**The request:** Gather up all lines that carry the word "costa".

**Input:**
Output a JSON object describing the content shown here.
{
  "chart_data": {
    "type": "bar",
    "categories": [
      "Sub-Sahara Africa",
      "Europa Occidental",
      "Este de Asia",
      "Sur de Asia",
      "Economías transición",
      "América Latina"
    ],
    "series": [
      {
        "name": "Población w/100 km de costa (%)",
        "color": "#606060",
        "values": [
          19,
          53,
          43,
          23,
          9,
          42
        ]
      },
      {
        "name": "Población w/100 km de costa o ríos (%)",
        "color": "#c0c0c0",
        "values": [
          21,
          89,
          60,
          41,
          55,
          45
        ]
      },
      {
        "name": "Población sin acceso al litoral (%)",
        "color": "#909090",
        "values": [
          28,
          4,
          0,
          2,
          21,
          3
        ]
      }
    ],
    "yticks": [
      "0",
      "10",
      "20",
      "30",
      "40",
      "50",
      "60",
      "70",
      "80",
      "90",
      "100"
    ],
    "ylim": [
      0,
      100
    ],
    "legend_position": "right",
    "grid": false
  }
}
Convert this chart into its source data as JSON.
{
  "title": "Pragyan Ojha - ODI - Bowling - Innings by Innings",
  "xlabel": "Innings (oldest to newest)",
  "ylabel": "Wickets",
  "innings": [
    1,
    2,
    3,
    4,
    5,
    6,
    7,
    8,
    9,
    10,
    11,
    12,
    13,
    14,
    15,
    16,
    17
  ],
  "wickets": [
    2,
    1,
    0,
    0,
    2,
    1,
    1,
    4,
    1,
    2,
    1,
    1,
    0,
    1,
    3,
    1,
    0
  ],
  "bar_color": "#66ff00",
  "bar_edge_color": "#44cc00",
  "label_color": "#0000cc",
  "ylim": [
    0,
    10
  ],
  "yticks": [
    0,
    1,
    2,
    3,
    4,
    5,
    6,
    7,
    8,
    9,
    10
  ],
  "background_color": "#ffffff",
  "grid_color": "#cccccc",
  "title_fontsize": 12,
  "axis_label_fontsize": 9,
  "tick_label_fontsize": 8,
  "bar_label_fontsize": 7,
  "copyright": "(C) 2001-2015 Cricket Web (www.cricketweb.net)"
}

* * *

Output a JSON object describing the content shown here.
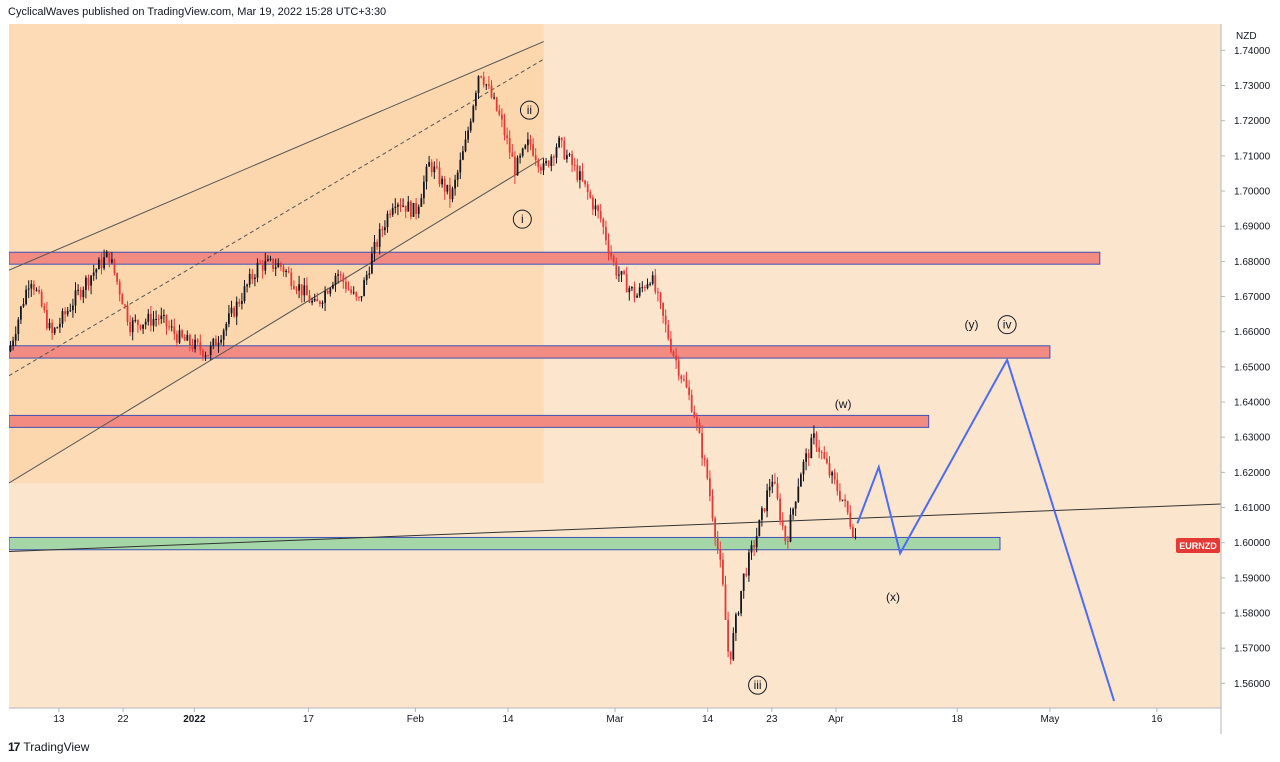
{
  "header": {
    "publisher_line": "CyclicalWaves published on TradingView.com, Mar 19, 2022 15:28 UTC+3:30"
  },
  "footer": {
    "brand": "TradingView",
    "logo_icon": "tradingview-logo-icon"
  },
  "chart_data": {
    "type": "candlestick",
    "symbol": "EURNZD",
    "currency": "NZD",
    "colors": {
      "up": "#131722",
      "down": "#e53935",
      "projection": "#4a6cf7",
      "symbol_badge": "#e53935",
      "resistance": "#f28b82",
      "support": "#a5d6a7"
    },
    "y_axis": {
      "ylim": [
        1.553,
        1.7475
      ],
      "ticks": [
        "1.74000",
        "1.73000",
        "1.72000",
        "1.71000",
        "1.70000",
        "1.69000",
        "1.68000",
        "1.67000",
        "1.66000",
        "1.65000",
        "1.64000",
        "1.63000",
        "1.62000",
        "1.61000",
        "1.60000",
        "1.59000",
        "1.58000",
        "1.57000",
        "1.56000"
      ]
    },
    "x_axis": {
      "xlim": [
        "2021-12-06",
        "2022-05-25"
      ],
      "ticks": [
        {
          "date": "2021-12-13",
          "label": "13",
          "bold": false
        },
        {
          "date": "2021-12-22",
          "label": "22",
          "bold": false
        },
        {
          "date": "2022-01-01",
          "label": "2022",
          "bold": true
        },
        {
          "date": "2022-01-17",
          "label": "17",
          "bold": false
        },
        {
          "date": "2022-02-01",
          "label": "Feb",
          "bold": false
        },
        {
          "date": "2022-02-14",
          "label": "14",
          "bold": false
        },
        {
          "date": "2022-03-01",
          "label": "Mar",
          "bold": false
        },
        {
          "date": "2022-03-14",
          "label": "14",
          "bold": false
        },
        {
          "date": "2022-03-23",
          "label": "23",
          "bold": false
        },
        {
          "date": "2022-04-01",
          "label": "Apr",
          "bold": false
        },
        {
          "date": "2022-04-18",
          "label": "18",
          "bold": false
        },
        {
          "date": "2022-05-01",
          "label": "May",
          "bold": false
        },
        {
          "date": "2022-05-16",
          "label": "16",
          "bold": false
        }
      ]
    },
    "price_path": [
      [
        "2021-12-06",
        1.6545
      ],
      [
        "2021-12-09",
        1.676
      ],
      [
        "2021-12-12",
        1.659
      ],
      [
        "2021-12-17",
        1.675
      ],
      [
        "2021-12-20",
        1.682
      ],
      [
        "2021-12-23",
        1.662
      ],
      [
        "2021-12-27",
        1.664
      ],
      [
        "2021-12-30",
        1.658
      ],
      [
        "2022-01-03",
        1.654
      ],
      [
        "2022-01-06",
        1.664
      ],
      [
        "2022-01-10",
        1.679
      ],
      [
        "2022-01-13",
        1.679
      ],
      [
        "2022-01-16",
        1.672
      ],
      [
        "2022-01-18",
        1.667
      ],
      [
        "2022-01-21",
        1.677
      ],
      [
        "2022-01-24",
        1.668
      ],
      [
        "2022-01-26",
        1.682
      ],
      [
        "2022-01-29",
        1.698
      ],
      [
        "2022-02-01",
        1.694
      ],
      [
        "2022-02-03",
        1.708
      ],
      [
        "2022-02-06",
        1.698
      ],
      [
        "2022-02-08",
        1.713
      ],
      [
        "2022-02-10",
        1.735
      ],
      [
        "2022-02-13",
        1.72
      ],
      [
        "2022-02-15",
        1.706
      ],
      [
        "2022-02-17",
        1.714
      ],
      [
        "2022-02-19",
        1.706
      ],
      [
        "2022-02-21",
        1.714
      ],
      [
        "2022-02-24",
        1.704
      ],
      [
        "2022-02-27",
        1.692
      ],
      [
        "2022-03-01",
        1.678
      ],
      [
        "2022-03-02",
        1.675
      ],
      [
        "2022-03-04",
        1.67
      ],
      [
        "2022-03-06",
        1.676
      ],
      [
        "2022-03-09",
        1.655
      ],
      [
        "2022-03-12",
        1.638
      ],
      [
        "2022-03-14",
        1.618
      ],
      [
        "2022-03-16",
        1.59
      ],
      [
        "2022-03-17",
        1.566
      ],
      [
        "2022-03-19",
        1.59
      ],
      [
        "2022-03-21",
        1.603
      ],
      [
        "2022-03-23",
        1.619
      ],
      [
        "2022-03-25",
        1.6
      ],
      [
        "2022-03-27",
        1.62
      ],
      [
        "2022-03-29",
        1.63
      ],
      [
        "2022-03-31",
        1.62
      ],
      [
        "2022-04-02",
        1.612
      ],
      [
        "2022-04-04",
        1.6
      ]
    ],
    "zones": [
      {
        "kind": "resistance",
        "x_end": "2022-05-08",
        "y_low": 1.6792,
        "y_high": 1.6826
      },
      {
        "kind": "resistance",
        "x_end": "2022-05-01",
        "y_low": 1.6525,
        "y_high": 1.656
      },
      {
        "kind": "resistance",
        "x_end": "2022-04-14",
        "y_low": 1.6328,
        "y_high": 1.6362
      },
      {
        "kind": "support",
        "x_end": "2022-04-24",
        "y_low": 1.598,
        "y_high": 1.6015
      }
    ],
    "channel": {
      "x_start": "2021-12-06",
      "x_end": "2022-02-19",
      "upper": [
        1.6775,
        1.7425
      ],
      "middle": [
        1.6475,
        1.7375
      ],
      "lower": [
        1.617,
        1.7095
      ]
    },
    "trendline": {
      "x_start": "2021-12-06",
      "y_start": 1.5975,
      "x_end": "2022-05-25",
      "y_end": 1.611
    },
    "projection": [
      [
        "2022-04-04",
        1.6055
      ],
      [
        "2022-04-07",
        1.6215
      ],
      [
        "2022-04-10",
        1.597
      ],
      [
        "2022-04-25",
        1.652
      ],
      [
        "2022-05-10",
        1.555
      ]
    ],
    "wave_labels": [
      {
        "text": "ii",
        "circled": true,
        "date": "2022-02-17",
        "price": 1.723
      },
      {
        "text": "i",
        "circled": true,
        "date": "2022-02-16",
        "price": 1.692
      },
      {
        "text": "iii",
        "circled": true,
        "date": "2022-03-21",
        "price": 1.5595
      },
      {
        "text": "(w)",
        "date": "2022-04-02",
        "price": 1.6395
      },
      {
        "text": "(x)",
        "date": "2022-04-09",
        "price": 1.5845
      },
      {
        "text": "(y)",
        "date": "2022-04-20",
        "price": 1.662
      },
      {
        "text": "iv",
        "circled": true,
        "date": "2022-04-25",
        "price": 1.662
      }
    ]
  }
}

---

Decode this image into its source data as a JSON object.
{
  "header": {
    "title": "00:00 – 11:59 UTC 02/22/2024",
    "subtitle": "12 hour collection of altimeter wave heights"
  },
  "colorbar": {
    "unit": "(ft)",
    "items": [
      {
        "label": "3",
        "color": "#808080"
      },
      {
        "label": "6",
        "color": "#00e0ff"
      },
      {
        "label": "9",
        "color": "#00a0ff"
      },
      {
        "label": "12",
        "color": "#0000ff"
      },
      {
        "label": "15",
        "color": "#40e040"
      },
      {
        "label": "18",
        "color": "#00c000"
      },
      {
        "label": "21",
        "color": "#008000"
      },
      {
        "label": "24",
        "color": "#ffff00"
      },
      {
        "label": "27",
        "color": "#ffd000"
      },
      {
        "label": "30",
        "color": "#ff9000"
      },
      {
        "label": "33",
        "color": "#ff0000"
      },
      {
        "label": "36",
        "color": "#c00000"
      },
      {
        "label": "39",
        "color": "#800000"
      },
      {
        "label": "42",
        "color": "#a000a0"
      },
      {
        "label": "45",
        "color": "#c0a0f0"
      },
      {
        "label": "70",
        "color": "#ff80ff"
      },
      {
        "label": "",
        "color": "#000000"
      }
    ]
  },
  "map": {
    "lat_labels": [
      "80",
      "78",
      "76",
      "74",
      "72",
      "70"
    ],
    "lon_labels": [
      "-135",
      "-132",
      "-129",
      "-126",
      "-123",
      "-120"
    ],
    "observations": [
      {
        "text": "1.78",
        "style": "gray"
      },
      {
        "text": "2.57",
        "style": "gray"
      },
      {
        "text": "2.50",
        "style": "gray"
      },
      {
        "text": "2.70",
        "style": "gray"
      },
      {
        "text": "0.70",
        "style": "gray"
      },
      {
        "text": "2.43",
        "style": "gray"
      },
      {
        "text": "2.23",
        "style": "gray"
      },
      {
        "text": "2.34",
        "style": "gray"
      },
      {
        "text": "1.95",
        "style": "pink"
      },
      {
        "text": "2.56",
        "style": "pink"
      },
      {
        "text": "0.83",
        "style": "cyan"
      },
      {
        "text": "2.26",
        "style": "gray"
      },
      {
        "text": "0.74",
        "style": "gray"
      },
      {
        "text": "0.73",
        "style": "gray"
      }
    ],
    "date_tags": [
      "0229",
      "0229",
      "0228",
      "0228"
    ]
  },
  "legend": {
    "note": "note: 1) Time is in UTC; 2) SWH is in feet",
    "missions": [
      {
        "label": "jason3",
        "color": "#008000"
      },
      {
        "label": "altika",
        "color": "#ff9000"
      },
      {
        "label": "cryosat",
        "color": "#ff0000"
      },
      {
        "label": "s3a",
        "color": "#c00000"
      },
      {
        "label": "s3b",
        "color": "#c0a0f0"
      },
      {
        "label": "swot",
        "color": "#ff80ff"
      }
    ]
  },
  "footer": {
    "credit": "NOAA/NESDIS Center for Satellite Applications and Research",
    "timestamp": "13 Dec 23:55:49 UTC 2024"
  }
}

**Answer:**
        "name": "Población w/100 km de costa (%)",
        "name": "Población w/100 km de costa o ríos (%)",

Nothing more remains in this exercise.